__Exercise goal__.
In the entries below, how many lines hold the string "frac"? Give only the number.

__Records provided__.
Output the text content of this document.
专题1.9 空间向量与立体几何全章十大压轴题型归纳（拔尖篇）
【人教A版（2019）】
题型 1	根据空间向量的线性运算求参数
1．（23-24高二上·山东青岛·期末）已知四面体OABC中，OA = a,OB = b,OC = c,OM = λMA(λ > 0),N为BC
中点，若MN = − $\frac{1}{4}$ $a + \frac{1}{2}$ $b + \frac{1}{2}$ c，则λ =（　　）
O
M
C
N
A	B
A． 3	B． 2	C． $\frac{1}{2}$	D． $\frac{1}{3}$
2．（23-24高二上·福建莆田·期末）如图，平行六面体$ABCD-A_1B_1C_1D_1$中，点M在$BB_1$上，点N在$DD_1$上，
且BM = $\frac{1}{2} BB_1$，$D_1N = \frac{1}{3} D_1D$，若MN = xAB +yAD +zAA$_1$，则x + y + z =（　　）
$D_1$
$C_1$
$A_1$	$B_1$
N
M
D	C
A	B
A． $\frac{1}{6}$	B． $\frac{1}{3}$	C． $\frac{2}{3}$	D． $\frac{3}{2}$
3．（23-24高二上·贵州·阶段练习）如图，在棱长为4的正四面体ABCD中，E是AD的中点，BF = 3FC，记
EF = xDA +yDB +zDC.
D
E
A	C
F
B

__Task answer__.
4